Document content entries
Start of Block

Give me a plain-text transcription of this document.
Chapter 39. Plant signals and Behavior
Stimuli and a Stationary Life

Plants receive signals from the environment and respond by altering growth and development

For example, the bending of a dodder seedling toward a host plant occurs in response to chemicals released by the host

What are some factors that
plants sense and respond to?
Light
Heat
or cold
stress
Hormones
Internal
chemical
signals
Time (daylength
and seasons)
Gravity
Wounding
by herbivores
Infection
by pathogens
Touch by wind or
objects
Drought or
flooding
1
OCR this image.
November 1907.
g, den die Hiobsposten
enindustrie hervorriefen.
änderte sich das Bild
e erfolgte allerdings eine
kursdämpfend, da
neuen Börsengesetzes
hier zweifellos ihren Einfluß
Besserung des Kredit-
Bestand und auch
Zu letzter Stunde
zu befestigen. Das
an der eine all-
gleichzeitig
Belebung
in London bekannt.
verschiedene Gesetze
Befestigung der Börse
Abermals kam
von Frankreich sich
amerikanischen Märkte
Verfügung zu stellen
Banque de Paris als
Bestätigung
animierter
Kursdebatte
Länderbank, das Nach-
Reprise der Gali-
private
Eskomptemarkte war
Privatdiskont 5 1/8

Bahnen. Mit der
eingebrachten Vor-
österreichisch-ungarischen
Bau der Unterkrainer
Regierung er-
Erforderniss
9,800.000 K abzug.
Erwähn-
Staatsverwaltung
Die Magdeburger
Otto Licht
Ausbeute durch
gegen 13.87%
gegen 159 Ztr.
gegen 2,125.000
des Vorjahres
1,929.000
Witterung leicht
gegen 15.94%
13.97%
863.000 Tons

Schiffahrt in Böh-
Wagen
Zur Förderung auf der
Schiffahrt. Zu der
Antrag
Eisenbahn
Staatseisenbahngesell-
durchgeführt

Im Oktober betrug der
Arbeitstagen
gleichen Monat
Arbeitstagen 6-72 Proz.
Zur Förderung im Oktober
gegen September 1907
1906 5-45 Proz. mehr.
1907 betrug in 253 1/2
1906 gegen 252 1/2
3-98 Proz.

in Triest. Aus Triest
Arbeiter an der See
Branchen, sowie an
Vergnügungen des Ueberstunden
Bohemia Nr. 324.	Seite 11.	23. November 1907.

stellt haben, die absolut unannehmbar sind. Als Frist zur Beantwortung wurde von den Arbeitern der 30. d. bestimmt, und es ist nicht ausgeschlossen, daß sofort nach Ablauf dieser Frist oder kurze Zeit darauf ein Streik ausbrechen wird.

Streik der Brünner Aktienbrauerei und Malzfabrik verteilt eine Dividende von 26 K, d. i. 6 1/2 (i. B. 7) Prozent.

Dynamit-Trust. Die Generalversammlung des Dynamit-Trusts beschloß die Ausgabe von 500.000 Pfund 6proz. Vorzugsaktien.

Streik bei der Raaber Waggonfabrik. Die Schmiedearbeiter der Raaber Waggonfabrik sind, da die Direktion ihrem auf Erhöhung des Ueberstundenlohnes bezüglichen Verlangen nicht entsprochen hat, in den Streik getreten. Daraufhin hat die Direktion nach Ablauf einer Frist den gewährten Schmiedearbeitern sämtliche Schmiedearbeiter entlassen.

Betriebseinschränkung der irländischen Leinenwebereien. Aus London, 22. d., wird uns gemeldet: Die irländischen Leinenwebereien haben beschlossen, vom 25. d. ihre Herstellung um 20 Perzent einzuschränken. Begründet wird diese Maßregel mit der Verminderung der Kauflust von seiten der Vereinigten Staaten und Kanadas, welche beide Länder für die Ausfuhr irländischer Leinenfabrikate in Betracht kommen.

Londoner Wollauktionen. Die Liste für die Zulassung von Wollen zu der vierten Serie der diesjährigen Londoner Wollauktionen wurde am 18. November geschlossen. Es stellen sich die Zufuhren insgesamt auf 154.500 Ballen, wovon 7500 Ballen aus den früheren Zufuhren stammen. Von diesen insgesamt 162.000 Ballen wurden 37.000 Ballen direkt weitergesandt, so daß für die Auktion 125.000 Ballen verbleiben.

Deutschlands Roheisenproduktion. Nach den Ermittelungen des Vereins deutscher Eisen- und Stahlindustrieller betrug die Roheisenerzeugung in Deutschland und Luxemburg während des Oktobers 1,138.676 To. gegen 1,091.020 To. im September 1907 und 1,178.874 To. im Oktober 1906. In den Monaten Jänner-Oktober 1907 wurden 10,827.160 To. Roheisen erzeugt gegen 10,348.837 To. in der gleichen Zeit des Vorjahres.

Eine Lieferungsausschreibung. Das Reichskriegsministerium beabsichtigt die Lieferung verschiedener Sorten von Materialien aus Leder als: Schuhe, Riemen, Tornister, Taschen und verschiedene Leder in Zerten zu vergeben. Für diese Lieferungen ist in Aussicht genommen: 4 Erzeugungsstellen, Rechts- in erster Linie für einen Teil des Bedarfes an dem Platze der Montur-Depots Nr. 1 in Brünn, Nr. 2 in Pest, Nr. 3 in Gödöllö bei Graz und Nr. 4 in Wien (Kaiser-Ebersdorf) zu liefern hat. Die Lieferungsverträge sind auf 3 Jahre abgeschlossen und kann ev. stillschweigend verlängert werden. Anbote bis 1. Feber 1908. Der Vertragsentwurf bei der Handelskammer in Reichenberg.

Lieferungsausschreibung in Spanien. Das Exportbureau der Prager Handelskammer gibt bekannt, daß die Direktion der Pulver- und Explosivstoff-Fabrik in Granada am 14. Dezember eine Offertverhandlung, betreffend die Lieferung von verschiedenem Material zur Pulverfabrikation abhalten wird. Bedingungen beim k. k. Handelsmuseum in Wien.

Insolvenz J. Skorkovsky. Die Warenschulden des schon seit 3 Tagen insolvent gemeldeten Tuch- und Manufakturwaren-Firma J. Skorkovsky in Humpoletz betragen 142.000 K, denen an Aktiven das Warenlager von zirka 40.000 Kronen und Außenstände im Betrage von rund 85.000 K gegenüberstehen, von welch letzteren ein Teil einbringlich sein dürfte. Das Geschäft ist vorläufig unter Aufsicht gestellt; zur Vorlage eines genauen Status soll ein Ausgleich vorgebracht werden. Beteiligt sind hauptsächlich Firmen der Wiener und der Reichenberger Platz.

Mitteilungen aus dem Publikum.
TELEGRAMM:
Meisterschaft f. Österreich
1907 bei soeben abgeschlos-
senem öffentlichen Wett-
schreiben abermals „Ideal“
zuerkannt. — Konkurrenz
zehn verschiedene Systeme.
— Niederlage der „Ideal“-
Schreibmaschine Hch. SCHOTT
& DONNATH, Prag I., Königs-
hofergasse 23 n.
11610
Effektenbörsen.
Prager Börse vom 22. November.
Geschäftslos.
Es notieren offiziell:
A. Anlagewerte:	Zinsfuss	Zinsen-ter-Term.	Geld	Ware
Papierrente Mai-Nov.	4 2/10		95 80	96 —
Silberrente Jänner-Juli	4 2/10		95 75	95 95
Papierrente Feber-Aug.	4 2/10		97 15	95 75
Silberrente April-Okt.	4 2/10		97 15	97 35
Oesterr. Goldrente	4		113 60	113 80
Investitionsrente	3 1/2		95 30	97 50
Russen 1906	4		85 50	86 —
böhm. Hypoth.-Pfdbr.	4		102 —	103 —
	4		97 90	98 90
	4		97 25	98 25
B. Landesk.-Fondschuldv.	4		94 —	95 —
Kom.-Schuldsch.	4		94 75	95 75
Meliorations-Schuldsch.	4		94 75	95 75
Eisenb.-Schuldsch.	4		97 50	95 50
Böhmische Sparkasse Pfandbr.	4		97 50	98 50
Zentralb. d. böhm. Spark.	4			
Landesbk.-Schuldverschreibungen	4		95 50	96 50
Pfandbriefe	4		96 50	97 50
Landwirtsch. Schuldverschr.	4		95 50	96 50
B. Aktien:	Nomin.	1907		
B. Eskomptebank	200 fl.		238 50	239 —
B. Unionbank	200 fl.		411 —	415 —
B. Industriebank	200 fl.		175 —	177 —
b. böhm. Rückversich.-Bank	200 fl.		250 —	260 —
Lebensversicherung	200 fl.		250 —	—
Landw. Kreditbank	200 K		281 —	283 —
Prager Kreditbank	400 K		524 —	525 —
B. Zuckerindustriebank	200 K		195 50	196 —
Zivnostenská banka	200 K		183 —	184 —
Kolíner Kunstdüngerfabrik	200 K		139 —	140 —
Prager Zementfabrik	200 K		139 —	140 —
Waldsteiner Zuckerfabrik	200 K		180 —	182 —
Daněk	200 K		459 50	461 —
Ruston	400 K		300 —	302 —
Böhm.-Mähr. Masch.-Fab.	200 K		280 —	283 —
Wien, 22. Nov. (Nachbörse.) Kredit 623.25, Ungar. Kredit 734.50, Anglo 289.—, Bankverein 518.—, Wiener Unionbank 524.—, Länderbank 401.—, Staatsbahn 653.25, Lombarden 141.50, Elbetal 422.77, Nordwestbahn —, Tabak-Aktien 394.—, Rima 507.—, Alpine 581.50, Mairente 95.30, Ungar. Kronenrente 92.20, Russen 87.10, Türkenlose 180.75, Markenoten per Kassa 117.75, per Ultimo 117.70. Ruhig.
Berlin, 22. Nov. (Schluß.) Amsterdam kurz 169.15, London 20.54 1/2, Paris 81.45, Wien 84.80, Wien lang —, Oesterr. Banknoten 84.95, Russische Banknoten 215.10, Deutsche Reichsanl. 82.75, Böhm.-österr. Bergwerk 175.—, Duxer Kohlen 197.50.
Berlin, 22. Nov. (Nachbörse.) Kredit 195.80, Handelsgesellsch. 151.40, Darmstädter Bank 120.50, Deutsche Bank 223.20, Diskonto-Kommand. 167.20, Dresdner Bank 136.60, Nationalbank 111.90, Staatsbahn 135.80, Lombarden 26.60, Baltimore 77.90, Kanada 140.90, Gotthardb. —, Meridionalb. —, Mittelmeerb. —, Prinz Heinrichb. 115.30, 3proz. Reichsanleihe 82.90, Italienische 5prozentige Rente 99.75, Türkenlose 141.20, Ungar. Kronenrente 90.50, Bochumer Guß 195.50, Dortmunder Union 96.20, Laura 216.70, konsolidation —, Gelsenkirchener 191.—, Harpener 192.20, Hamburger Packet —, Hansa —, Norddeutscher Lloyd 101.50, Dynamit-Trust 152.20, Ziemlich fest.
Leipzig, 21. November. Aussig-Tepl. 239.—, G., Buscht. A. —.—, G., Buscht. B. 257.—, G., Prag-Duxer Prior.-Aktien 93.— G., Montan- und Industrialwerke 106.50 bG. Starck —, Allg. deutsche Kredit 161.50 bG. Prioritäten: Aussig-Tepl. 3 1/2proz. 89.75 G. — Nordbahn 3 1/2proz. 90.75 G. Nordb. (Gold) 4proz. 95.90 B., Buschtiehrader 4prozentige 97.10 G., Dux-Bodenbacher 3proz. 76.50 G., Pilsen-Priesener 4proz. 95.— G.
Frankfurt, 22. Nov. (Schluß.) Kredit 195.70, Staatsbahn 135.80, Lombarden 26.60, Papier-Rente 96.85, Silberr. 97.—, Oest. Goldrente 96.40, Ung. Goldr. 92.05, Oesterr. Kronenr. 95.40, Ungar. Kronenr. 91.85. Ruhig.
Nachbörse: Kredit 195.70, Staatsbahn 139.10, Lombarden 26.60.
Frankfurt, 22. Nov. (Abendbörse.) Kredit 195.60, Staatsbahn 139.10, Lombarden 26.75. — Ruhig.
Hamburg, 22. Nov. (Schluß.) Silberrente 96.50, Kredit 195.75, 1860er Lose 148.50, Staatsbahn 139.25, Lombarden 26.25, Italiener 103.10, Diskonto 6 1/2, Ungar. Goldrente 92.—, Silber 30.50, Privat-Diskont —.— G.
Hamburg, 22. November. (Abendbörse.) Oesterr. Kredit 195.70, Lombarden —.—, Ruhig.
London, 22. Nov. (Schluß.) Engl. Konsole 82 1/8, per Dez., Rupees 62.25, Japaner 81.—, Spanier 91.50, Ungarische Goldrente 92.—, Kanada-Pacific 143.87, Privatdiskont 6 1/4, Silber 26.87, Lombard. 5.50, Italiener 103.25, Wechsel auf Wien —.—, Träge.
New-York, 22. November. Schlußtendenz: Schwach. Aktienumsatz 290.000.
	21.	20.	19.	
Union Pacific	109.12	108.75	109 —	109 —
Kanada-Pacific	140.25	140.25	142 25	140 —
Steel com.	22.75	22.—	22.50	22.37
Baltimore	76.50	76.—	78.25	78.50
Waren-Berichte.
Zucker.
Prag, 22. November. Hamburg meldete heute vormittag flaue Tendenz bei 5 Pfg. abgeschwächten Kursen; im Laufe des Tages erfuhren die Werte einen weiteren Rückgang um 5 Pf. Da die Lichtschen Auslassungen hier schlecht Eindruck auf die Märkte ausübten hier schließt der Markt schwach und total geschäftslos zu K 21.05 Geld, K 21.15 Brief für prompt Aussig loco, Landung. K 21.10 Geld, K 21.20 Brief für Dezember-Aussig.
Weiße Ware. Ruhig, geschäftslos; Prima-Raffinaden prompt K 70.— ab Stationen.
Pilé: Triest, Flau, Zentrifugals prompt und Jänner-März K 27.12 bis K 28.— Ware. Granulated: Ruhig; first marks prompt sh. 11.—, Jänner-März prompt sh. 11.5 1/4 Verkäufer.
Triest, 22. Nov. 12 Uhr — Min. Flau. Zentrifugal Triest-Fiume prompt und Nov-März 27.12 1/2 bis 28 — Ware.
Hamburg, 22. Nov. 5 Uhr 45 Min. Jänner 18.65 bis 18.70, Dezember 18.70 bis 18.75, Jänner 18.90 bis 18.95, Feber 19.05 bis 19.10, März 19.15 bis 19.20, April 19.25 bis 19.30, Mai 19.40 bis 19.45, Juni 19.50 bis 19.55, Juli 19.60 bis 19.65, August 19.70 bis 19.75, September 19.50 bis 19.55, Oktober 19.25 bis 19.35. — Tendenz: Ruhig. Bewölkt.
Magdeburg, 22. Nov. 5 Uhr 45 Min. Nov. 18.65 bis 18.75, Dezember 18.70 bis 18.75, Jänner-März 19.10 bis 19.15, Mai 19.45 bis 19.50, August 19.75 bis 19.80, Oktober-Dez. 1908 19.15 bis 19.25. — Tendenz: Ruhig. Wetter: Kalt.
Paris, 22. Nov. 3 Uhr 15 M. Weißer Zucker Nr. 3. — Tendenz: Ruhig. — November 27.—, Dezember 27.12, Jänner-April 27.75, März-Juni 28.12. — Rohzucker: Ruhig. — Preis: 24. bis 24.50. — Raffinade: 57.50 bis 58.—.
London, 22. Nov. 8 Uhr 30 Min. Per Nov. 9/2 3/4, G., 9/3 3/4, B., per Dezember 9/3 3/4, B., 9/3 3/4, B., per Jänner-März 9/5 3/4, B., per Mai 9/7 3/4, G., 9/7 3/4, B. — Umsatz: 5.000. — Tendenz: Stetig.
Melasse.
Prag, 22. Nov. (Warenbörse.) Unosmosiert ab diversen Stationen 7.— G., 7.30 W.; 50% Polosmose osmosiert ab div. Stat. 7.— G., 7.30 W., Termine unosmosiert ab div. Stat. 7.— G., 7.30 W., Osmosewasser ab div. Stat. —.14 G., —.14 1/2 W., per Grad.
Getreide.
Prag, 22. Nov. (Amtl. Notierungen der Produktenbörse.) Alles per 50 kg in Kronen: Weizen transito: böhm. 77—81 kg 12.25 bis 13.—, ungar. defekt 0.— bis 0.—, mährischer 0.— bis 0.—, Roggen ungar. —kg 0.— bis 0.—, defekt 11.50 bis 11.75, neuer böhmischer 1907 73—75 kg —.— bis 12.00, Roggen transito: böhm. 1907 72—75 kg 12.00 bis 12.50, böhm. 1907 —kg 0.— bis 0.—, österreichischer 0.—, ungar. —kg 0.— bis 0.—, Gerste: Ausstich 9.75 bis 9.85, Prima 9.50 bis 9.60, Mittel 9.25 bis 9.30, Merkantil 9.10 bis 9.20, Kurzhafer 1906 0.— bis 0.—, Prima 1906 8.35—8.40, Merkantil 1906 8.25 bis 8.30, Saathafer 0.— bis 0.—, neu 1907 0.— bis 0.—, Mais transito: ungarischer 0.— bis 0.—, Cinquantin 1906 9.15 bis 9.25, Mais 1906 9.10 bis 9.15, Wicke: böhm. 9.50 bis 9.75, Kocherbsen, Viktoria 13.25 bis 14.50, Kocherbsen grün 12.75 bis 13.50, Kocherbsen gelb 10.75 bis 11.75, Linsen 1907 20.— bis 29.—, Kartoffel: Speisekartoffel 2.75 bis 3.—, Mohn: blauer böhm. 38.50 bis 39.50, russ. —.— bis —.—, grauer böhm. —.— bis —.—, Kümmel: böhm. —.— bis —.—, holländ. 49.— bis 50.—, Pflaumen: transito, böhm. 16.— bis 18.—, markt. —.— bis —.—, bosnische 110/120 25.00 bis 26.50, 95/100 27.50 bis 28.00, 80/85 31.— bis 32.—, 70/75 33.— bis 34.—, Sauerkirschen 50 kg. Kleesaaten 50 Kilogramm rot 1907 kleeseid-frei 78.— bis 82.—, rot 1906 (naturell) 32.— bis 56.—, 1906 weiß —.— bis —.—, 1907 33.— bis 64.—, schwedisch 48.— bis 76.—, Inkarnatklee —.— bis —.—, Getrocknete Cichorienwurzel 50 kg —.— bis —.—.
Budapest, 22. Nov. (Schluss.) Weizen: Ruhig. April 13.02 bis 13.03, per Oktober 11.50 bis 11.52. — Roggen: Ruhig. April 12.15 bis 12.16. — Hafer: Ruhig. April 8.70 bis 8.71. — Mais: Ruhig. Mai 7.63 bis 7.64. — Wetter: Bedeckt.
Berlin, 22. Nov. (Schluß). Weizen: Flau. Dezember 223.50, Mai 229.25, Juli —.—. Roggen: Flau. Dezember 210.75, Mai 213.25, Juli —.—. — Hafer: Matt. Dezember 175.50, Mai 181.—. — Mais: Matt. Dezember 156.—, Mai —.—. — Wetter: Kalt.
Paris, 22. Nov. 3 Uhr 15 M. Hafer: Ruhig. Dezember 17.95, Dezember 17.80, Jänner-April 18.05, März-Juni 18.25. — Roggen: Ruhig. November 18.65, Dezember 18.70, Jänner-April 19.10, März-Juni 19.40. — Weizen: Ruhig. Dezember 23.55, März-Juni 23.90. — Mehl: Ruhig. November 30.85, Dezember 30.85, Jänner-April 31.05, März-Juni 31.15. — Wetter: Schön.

End of Block

■ Exercise aim
Count the lines above that contain the word "Unionbank", and reply with only that number.

■ Answer box
2